Records from a dataset
========
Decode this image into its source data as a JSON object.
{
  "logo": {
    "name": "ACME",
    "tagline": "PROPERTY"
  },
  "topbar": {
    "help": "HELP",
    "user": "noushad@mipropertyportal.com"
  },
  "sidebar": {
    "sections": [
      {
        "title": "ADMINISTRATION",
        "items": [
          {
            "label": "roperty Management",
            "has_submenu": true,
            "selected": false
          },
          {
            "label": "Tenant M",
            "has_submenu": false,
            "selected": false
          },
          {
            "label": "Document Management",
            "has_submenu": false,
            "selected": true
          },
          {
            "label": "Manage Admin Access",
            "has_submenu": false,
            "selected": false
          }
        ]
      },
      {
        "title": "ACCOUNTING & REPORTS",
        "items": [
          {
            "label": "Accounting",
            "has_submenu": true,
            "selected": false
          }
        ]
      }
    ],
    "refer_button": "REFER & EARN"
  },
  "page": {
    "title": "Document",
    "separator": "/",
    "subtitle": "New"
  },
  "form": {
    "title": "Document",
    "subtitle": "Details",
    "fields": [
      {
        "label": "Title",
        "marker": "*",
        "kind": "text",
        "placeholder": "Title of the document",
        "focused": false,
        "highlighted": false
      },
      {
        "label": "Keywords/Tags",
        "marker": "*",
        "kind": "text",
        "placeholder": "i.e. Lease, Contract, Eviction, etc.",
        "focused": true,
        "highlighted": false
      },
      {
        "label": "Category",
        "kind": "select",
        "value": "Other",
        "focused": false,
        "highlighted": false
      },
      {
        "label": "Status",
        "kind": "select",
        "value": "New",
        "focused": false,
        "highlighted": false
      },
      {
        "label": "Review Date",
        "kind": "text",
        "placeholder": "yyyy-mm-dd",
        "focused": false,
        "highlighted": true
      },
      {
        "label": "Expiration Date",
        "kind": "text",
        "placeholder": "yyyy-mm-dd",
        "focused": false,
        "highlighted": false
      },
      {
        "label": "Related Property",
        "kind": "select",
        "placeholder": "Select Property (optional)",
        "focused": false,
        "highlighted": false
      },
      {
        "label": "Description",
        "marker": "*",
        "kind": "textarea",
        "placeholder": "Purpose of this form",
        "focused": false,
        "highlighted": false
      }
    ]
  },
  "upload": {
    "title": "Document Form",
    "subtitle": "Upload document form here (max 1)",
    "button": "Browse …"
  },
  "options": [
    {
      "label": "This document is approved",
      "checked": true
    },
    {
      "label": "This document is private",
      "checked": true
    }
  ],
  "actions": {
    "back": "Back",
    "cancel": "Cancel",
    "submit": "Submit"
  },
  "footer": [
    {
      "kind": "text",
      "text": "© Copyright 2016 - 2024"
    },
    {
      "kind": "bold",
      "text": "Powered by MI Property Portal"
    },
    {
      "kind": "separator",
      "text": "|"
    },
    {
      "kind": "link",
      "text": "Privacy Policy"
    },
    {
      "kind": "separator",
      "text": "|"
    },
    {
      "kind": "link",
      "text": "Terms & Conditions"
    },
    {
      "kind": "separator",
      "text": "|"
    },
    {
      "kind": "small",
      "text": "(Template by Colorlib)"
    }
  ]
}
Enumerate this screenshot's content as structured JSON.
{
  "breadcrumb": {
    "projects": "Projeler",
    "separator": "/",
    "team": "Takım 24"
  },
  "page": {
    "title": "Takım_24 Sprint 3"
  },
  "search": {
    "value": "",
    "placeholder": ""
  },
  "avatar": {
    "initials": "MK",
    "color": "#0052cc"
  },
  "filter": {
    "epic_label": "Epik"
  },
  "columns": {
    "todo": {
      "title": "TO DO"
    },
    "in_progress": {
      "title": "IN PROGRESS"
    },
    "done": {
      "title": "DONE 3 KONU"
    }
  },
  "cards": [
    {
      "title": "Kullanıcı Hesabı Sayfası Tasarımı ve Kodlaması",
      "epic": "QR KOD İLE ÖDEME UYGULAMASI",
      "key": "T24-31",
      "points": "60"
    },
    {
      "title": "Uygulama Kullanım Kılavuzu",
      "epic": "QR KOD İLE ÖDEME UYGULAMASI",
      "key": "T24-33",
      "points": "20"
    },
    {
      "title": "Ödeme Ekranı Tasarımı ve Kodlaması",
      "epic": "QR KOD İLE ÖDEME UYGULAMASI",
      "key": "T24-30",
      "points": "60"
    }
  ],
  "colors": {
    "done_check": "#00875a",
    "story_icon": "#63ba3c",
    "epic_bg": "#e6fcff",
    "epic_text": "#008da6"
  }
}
========
- Task requirements -
Set down the listing above in full, please, exactly as it appears.

- Output for this task -
Decode this image into its source data as a JSON object.
{
  "logo": {
    "name": "ACME",
    "tagline": "PROPERTY"
  },
  "topbar": {
    "help": "HELP",
    "user": "noushad@mipropertyportal.com"
  },
  "sidebar": {
    "sections": [
      {
        "title": "ADMINISTRATION",
        "items": [
          {
            "label": "roperty Management",
            "has_submenu": true,
            "selected": false
          },
          {
            "label": "Tenant M",
            "has_submenu": false,
            "selected": false
          },
          {
            "label": "Document Management",
            "has_submenu": false,
            "selected": true
          },
          {
            "label": "Manage Admin Access",
            "has_submenu": false,
            "selected": false
          }
        ]
      },
      {
        "title": "ACCOUNTING & REPORTS",
        "items": [
          {
            "label": "Accounting",
            "has_submenu": true,
            "selected": false
          }
        ]
      }
    ],
    "refer_button": "REFER & EARN"
  },
  "page": {
    "title": "Document",
    "separator": "/",
    "subtitle": "New"
  },
  "form": {
    "title": "Document",
    "subtitle": "Details",
    "fields": [
      {
        "label": "Title",
        "marker": "*",
        "kind": "text",
        "placeholder": "Title of the document",
        "focused": false,
        "highlighted": false
      },
      {
        "label": "Keywords/Tags",
        "marker": "*",
        "kind": "text",
        "placeholder": "i.e. Lease, Contract, Eviction, etc.",
        "focused": true,
        "highlighted": false
      },
      {
        "label": "Category",
        "kind": "select",
        "value": "Other",
        "focused": false,
        "highlighted": false
      },
      {
        "label": "Status",
        "kind": "select",
        "value": "New",
        "focused": false,
        "highlighted": false
      },
      {
        "label": "Review Date",
        "kind": "text",
        "placeholder": "yyyy-mm-dd",
        "focused": false,
        "highlighted": true
      },
      {
        "label": "Expiration Date",
        "kind": "text",
        "placeholder": "yyyy-mm-dd",
        "focused": false,
        "highlighted": false
      },
      {
        "label": "Related Property",
        "kind": "select",
        "placeholder": "Select Property (optional)",
        "focused": false,
        "highlighted": false
      },
      {
        "label": "Description",
        "marker": "*",
        "kind": "textarea",
        "placeholder": "Purpose of this form",
        "focused": false,
        "highlighted": false
      }
    ]
  },
  "upload": {
    "title": "Document Form",
    "subtitle": "Upload document form here (max 1)",
    "button": "Browse …"
  },
  "options": [
    {
      "label": "This document is approved",
      "checked": true
    },
    {
      "label": "This document is private",
      "checked": true
    }
  ],
  "actions": {
    "back": "Back",
    "cancel": "Cancel",
    "submit": "Submit"
  },
  "footer": [
    {
      "kind": "text",
      "text": "© Copyright 2016 - 2024"
    },
    {
      "kind": "bold",
      "text": "Powered by MI Property Portal"
    },
    {
      "kind": "separator",
      "text": "|"
    },
    {
      "kind": "link",
      "text": "Privacy Policy"
    },
    {
      "kind": "separator",
      "text": "|"
    },
    {
      "kind": "link",
      "text": "Terms & Conditions"
    },
    {
      "kind": "separator",
      "text": "|"
    },
    {
      "kind": "small",
      "text": "(Template by Colorlib)"
    }
  ]
}
Enumerate this screenshot's content as structured JSON.
{
  "breadcrumb": {
    "projects": "Projeler",
    "separator": "/",
    "team": "Takım 24"
  },
  "page": {
    "title": "Takım_24 Sprint 3"
  },
  "search": {
    "value": "",
    "placeholder": ""
  },
  "avatar": {
    "initials": "MK",
    "color": "#0052cc"
  },
  "filter": {
    "epic_label": "Epik"
  },
  "columns": {
    "todo": {
      "title": "TO DO"
    },
    "in_progress": {
      "title": "IN PROGRESS"
    },
    "done": {
      "title": "DONE 3 KONU"
    }
  },
  "cards": [
    {
      "title": "Kullanıcı Hesabı Sayfası Tasarımı ve Kodlaması",
      "epic": "QR KOD İLE ÖDEME UYGULAMASI",
      "key": "T24-31",
      "points": "60"
    },
    {
      "title": "Uygulama Kullanım Kılavuzu",
      "epic": "QR KOD İLE ÖDEME UYGULAMASI",
      "key": "T24-33",
      "points": "20"
    },
    {
      "title": "Ödeme Ekranı Tasarımı ve Kodlaması",
      "epic": "QR KOD İLE ÖDEME UYGULAMASI",
      "key": "T24-30",
      "points": "60"
    }
  ],
  "colors": {
    "done_check": "#00875a",
    "story_icon": "#63ba3c",
    "epic_bg": "#e6fcff",
    "epic_text": "#008da6"
  }
}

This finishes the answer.